- **Set problem**
Print out the material that follows word for word.

- **Records to use**
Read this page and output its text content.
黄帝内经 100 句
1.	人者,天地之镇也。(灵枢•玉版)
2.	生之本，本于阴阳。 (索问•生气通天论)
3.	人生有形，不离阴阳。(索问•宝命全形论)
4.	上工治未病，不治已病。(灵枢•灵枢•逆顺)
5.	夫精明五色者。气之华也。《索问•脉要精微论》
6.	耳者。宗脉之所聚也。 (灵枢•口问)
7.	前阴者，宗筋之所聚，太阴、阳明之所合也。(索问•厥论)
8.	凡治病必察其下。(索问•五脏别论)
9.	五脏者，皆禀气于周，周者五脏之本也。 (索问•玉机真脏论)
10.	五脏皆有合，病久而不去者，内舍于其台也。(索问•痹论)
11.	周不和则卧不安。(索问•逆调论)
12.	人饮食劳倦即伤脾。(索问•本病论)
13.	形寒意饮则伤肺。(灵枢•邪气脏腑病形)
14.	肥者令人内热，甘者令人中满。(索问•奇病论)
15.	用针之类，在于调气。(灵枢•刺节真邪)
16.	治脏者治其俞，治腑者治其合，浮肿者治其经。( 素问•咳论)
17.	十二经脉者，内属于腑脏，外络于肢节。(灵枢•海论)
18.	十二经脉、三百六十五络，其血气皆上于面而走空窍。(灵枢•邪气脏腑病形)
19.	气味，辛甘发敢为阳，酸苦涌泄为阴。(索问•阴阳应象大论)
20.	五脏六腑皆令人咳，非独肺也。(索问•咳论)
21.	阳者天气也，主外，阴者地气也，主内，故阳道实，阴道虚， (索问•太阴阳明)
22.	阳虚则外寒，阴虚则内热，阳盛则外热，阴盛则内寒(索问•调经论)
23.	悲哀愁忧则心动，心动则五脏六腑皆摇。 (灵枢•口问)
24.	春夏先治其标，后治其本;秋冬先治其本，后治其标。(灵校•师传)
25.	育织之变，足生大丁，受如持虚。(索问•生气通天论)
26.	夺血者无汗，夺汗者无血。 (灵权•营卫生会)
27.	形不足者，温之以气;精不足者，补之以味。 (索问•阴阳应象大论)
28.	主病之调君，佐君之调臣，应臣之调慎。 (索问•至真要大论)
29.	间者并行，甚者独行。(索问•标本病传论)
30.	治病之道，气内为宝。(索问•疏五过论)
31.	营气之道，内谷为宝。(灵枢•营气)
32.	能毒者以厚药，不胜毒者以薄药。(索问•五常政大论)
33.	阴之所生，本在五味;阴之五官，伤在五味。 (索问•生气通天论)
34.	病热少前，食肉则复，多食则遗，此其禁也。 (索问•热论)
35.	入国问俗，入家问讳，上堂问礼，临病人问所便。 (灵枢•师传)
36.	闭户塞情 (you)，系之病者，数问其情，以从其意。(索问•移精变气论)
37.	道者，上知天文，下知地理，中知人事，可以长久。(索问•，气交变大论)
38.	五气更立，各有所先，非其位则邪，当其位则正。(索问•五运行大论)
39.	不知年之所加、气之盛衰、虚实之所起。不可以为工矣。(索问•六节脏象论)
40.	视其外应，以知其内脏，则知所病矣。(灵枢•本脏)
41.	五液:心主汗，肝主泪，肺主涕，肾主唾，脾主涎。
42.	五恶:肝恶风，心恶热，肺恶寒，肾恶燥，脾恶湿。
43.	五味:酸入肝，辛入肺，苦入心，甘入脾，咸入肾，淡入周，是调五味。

- **Response to this exercise**
Read this page and output its text content.
黄帝内经 100 句
1.	人者,天地之镇也。(灵枢•玉版)
2.	生之本，本于阴阳。 (索问•生气通天论)
3.	人生有形，不离阴阳。(索问•宝命全形论)
4.	上工治未病，不治已病。(灵枢•灵枢•逆顺)
5.	夫精明五色者。气之华也。《索问•脉要精微论》
6.	耳者。宗脉之所聚也。 (灵枢•口问)
7.	前阴者，宗筋之所聚，太阴、阳明之所合也。(索问•厥论)
8.	凡治病必察其下。(索问•五脏别论)
9.	五脏者，皆禀气于周，周者五脏之本也。 (索问•玉机真脏论)
10.	五脏皆有合，病久而不去者，内舍于其台也。(索问•痹论)
11.	周不和则卧不安。(索问•逆调论)
12.	人饮食劳倦即伤脾。(索问•本病论)
13.	形寒意饮则伤肺。(灵枢•邪气脏腑病形)
14.	肥者令人内热，甘者令人中满。(索问•奇病论)
15.	用针之类，在于调气。(灵枢•刺节真邪)
16.	治脏者治其俞，治腑者治其合，浮肿者治其经。( 素问•咳论)
17.	十二经脉者，内属于腑脏，外络于肢节。(灵枢•海论)
18.	十二经脉、三百六十五络，其血气皆上于面而走空窍。(灵枢•邪气脏腑病形)
19.	气味，辛甘发敢为阳，酸苦涌泄为阴。(索问•阴阳应象大论)
20.	五脏六腑皆令人咳，非独肺也。(索问•咳论)
21.	阳者天气也，主外，阴者地气也，主内，故阳道实，阴道虚， (索问•太阴阳明)
22.	阳虚则外寒，阴虚则内热，阳盛则外热，阴盛则内寒(索问•调经论)
23.	悲哀愁忧则心动，心动则五脏六腑皆摇。 (灵枢•口问)
24.	春夏先治其标，后治其本;秋冬先治其本，后治其标。(灵校•师传)
25.	育织之变，足生大丁，受如持虚。(索问•生气通天论)
26.	夺血者无汗，夺汗者无血。 (灵权•营卫生会)
27.	形不足者，温之以气;精不足者，补之以味。 (索问•阴阳应象大论)
28.	主病之调君，佐君之调臣，应臣之调慎。 (索问•至真要大论)
29.	间者并行，甚者独行。(索问•标本病传论)
30.	治病之道，气内为宝。(索问•疏五过论)
31.	营气之道，内谷为宝。(灵枢•营气)
32.	能毒者以厚药，不胜毒者以薄药。(索问•五常政大论)
33.	阴之所生，本在五味;阴之五官，伤在五味。 (索问•生气通天论)
34.	病热少前，食肉则复，多食则遗，此其禁也。 (索问•热论)
35.	入国问俗，入家问讳，上堂问礼，临病人问所便。 (灵枢•师传)
36.	闭户塞情 (you)，系之病者，数问其情，以从其意。(索问•移精变气论)
37.	道者，上知天文，下知地理，中知人事，可以长久。(索问•，气交变大论)
38.	五气更立，各有所先，非其位则邪，当其位则正。(索问•五运行大论)
39.	不知年之所加、气之盛衰、虚实之所起。不可以为工矣。(索问•六节脏象论)
40.	视其外应，以知其内脏，则知所病矣。(灵枢•本脏)
41.	五液:心主汗，肝主泪，肺主涕，肾主唾，脾主涎。
42.	五恶:肝恶风，心恶热，肺恶寒，肾恶燥，脾恶湿。
43.	五味:酸入肝，辛入肺，苦入心，甘入脾，咸入肾，淡入周，是调五味。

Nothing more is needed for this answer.